• _SET PROBLEM_: Search the records that follow and extract every line containing the string "results".

• _RECORDS SUPPLIED_:
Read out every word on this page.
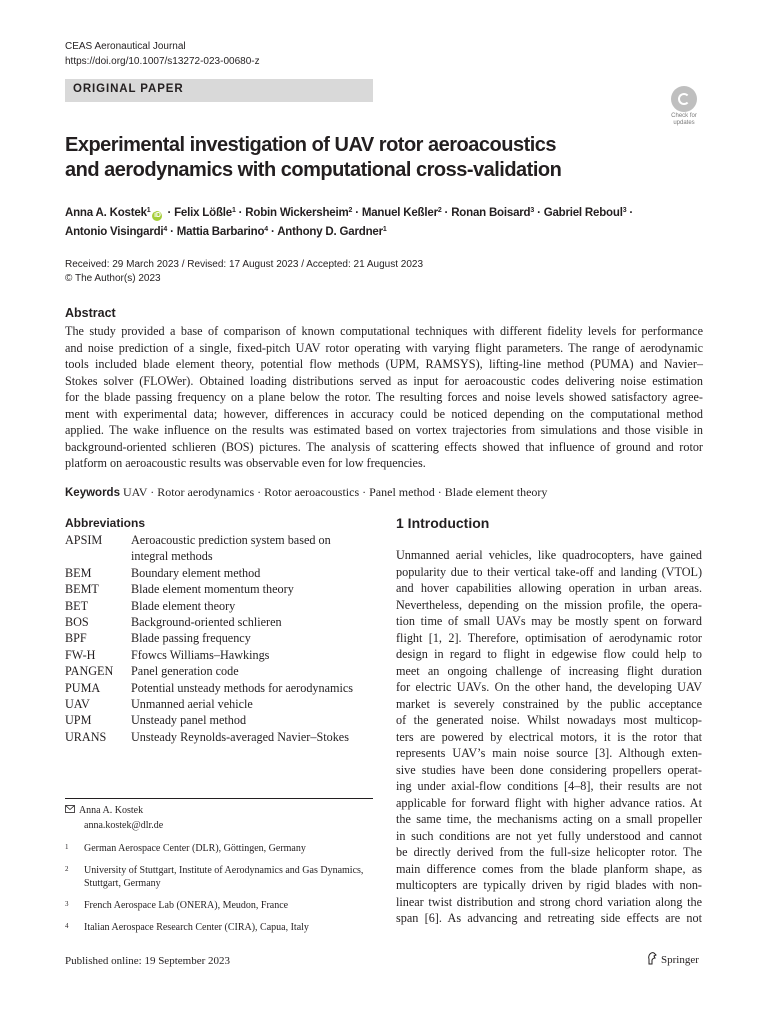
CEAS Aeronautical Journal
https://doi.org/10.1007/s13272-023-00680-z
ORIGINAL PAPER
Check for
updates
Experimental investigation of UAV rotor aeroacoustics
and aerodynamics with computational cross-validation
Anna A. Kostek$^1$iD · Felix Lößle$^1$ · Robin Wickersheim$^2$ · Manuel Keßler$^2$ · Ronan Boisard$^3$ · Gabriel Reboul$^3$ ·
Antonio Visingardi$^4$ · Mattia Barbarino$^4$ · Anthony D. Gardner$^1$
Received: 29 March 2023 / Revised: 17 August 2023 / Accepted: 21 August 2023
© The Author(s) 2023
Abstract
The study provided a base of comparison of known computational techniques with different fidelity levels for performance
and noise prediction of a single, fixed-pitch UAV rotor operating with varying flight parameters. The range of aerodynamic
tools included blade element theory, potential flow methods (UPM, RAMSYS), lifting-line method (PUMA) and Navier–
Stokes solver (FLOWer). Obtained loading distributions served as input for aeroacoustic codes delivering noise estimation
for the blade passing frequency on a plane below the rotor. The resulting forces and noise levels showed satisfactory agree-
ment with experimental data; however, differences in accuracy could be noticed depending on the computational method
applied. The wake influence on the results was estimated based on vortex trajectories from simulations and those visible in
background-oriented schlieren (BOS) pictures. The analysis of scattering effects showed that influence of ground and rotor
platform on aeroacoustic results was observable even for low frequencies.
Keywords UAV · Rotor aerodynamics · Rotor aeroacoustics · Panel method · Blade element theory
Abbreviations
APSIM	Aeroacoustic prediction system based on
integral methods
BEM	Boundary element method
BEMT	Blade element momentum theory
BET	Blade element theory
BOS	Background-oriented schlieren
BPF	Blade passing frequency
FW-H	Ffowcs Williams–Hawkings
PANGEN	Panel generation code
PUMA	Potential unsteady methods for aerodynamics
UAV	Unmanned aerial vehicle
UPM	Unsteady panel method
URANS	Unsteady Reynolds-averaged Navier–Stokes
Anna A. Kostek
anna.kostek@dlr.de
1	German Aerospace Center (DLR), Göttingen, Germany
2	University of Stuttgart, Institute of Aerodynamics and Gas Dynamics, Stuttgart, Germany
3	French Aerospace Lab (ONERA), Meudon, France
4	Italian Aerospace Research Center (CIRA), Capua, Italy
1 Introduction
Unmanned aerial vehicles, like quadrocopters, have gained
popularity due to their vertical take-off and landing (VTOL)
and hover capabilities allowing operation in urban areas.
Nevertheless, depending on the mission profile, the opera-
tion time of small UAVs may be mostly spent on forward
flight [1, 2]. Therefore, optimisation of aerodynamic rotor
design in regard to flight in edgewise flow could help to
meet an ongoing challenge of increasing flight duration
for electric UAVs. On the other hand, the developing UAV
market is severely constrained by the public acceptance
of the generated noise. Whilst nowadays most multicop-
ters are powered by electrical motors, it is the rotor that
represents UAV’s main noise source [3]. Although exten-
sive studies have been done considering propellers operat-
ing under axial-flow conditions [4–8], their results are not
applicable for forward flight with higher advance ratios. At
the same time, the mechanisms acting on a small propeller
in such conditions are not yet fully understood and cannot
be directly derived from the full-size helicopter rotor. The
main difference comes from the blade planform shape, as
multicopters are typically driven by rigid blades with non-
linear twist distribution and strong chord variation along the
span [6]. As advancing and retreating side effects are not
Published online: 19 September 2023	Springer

• _THE ANSWER_:
applied. The wake influence on the results was estimated based on vortex trajectories from simulations and those visible in
platform on aeroacoustic results was observable even for low frequencies.
ing under axial-flow conditions [4–8], their results are not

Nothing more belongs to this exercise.